--- begin Items ---

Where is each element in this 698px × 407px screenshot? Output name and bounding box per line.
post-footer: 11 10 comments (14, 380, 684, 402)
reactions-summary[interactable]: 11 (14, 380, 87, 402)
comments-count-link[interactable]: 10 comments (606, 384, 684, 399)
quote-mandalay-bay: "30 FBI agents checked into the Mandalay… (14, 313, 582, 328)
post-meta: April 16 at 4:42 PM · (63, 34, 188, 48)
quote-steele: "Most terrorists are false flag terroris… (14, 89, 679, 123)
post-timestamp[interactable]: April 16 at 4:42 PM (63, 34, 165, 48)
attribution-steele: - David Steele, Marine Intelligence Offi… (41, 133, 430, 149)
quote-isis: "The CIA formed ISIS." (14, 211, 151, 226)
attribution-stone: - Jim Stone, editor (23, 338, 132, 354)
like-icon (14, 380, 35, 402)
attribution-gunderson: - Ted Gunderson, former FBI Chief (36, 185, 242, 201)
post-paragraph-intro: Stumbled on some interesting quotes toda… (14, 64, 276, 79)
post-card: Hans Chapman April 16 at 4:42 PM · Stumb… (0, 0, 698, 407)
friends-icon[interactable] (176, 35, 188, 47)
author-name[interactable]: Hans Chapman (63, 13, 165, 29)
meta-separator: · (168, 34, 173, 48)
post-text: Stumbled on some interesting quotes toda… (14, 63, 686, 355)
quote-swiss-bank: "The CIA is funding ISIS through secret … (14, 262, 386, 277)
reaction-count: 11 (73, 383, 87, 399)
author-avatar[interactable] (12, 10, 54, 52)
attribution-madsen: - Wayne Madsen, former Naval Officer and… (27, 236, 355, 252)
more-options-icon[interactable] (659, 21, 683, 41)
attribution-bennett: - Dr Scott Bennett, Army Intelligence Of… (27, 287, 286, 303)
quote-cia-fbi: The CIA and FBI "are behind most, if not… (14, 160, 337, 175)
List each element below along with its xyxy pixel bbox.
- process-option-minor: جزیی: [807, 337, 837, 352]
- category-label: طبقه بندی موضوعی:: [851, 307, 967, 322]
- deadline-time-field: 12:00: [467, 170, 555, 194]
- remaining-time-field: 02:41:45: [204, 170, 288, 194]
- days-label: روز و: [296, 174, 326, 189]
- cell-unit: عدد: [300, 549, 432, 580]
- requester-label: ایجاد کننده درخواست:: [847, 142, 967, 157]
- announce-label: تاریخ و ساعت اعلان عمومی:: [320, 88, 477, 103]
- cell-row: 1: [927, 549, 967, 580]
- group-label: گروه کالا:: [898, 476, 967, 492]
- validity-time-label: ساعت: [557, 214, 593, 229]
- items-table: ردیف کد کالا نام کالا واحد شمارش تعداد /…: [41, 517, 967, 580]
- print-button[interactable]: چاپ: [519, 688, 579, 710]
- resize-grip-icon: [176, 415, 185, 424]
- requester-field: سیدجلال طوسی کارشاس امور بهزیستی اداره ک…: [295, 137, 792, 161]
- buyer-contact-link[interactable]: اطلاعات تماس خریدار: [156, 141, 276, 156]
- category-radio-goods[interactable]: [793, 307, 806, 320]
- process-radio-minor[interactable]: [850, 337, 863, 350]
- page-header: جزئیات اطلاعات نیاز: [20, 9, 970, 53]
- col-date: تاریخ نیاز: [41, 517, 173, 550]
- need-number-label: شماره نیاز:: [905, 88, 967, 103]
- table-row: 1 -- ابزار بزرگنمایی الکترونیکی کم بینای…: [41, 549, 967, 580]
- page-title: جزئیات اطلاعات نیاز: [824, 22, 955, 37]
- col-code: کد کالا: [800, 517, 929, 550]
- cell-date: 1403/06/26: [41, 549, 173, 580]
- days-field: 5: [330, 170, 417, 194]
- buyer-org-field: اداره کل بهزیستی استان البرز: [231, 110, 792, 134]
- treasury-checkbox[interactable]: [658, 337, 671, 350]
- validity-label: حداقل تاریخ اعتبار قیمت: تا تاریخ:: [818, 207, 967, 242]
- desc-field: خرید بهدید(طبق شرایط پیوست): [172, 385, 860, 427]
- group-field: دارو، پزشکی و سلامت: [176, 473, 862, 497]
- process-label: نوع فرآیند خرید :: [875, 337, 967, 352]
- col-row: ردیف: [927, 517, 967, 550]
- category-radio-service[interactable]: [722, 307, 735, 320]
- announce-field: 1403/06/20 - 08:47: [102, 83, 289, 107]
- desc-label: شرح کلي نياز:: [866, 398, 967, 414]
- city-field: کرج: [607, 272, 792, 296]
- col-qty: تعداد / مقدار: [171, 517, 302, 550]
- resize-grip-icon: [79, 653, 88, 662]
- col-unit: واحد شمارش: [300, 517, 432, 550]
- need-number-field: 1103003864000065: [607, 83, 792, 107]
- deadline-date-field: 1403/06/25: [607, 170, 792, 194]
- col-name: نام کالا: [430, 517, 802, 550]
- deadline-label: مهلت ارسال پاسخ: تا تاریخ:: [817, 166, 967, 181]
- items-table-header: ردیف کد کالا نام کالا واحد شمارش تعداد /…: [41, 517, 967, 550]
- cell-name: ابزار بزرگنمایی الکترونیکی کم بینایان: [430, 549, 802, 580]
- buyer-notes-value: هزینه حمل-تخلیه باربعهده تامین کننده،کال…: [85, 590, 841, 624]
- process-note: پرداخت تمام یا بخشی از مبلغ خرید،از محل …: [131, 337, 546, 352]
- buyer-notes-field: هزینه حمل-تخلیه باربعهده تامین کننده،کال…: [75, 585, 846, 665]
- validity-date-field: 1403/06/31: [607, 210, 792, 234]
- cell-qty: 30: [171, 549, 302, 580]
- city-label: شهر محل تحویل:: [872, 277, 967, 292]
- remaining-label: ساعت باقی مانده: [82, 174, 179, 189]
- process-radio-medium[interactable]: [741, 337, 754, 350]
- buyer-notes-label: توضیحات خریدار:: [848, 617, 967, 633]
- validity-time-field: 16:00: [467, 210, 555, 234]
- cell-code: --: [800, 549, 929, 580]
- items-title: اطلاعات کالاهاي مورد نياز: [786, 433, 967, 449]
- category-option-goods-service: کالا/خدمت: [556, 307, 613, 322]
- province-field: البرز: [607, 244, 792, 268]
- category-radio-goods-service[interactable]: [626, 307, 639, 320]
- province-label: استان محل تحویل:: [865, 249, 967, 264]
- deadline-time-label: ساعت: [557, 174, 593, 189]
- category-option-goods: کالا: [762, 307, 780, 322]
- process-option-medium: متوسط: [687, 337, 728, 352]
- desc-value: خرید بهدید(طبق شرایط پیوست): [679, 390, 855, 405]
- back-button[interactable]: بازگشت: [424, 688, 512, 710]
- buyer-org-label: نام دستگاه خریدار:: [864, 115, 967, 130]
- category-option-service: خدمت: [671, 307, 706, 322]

--- end Items ---

* [Written problem]: Format every line above as a numbered list, leaving out any blank lines.

* [Result below]:
1. Where is each element in this 698px × 407px screenshot? Output name and bounding box per line.
2. post-footer: 11 10 comments (14, 380, 684, 402)
3. reactions-summary[interactable]: 11 (14, 380, 87, 402)
4. comments-count-link[interactable]: 10 comments (606, 384, 684, 399)
5. quote-mandalay-bay: "30 FBI agents checked into the Mandalay… (14, 313, 582, 328)
6. post-meta: April 16 at 4:42 PM · (63, 34, 188, 48)
7. quote-steele: "Most terrorists are false flag terroris… (14, 89, 679, 123)
8. post-timestamp[interactable]: April 16 at 4:42 PM (63, 34, 165, 48)
9. attribution-steele: - David Steele, Marine Intelligence Offi… (41, 133, 430, 149)
10. quote-isis: "The CIA formed ISIS." (14, 211, 151, 226)
11. attribution-stone: - Jim Stone, editor (23, 338, 132, 354)
12. like-icon (14, 380, 35, 402)
13. attribution-gunderson: - Ted Gunderson, former FBI Chief (36, 185, 242, 201)
14. post-paragraph-intro: Stumbled on some interesting quotes toda… (14, 64, 276, 79)
15. post-card: Hans Chapman April 16 at 4:42 PM · Stumb… (0, 0, 698, 407)
16. friends-icon[interactable] (176, 35, 188, 47)
17. author-name[interactable]: Hans Chapman (63, 13, 165, 29)
18. meta-separator: · (168, 34, 173, 48)
19. post-text: Stumbled on some interesting quotes toda… (14, 63, 686, 355)
20. quote-swiss-bank: "The CIA is funding ISIS through secret … (14, 262, 386, 277)
21. reaction-count: 11 (73, 383, 87, 399)
22. author-avatar[interactable] (12, 10, 54, 52)
23. attribution-madsen: - Wayne Madsen, former Naval Officer and… (27, 236, 355, 252)
24. more-options-icon[interactable] (659, 21, 683, 41)
25. attribution-bennett: - Dr Scott Bennett, Army Intelligence Of… (27, 287, 286, 303)
26. quote-cia-fbi: The CIA and FBI "are behind most, if not… (14, 160, 337, 175)
27. List each element below along with its xyxy pixel bbox.
28. - process-option-minor: جزیی: [807, 337, 837, 352]
29. - category-label: طبقه بندی موضوعی:: [851, 307, 967, 322]
30. - deadline-time-field: 12:00: [467, 170, 555, 194]
31. - remaining-time-field: 02:41:45: [204, 170, 288, 194]
32. - days-label: روز و: [296, 174, 326, 189]
33. - cell-unit: عدد: [300, 549, 432, 580]
34. - requester-label: ایجاد کننده درخواست:: [847, 142, 967, 157]
35. - announce-label: تاریخ و ساعت اعلان عمومی:: [320, 88, 477, 103]
36. - cell-row: 1: [927, 549, 967, 580]
37. - group-label: گروه کالا:: [898, 476, 967, 492]
38. - validity-time-label: ساعت: [557, 214, 593, 229]
39. - items-table: ردیف کد کالا نام کالا واحد شمارش تعداد /…: [41, 517, 967, 580]
40. - print-button[interactable]: چاپ: [519, 688, 579, 710]
41. - resize-grip-icon: [176, 415, 185, 424]
42. - requester-field: سیدجلال طوسی کارشاس امور بهزیستی اداره ک…: [295, 137, 792, 161]
43. - buyer-contact-link[interactable]: اطلاعات تماس خریدار: [156, 141, 276, 156]
44. - category-radio-goods[interactable]: [793, 307, 806, 320]
45. - process-radio-minor[interactable]: [850, 337, 863, 350]
46. - page-header: جزئیات اطلاعات نیاز: [20, 9, 970, 53]
47. - col-date: تاریخ نیاز: [41, 517, 173, 550]
48. - need-number-label: شماره نیاز:: [905, 88, 967, 103]
49. - table-row: 1 -- ابزار بزرگنمایی الکترونیکی کم بینای…: [41, 549, 967, 580]
50. - page-title: جزئیات اطلاعات نیاز: [824, 22, 955, 37]
51. - col-code: کد کالا: [800, 517, 929, 550]
52. - cell-date: 1403/06/26: [41, 549, 173, 580]
53. - days-field: 5: [330, 170, 417, 194]
54. - buyer-org-field: اداره کل بهزیستی استان البرز: [231, 110, 792, 134]
55. - treasury-checkbox[interactable]: [658, 337, 671, 350]
56. - validity-label: حداقل تاریخ اعتبار قیمت: تا تاریخ:: [818, 207, 967, 242]
57. - desc-field: خرید بهدید(طبق شرایط پیوست): [172, 385, 860, 427]
58. - group-field: دارو، پزشکی و سلامت: [176, 473, 862, 497]
59. - process-label: نوع فرآیند خرید :: [875, 337, 967, 352]
60. - col-row: ردیف: [927, 517, 967, 550]
61. - category-radio-service[interactable]: [722, 307, 735, 320]
62. - announce-field: 1403/06/20 - 08:47: [102, 83, 289, 107]
63. - desc-label: شرح کلي نياز:: [866, 398, 967, 414]
64. - city-field: کرج: [607, 272, 792, 296]
65. - col-qty: تعداد / مقدار: [171, 517, 302, 550]
66. - resize-grip-icon: [79, 653, 88, 662]
67. - col-unit: واحد شمارش: [300, 517, 432, 550]
68. - need-number-field: 1103003864000065: [607, 83, 792, 107]
69. - deadline-date-field: 1403/06/25: [607, 170, 792, 194]
70. - col-name: نام کالا: [430, 517, 802, 550]
71. - deadline-label: مهلت ارسال پاسخ: تا تاریخ:: [817, 166, 967, 181]
72. - items-table-header: ردیف کد کالا نام کالا واحد شمارش تعداد /…: [41, 517, 967, 550]
73. - cell-name: ابزار بزرگنمایی الکترونیکی کم بینایان: [430, 549, 802, 580]
74. - buyer-notes-value: هزینه حمل-تخلیه باربعهده تامین کننده،کال…: [85, 590, 841, 624]
75. - process-note: پرداخت تمام یا بخشی از مبلغ خرید،از محل …: [131, 337, 546, 352]
76. - buyer-notes-field: هزینه حمل-تخلیه باربعهده تامین کننده،کال…: [75, 585, 846, 665]
77. - validity-date-field: 1403/06/31: [607, 210, 792, 234]
78. - cell-qty: 30: [171, 549, 302, 580]
79. - city-label: شهر محل تحویل:: [872, 277, 967, 292]
80. - remaining-label: ساعت باقی مانده: [82, 174, 179, 189]
81. - process-radio-medium[interactable]: [741, 337, 754, 350]
82. - buyer-notes-label: توضیحات خریدار:: [848, 617, 967, 633]
83. - validity-time-field: 16:00: [467, 210, 555, 234]
84. - cell-code: --: [800, 549, 929, 580]
85. - items-title: اطلاعات کالاهاي مورد نياز: [786, 433, 967, 449]
86. - category-option-goods-service: کالا/خدمت: [556, 307, 613, 322]
87. - province-field: البرز: [607, 244, 792, 268]
88. - category-radio-goods-service[interactable]: [626, 307, 639, 320]
89. - province-label: استان محل تحویل:: [865, 249, 967, 264]
90. - deadline-time-label: ساعت: [557, 174, 593, 189]
91. - category-option-goods: کالا: [762, 307, 780, 322]
92. - process-option-medium: متوسط: [687, 337, 728, 352]
93. - desc-value: خرید بهدید(طبق شرایط پیوست): [679, 390, 855, 405]
94. - back-button[interactable]: بازگشت: [424, 688, 512, 710]
95. - buyer-org-label: نام دستگاه خریدار:: [864, 115, 967, 130]
96. - category-option-service: خدمت: [671, 307, 706, 322]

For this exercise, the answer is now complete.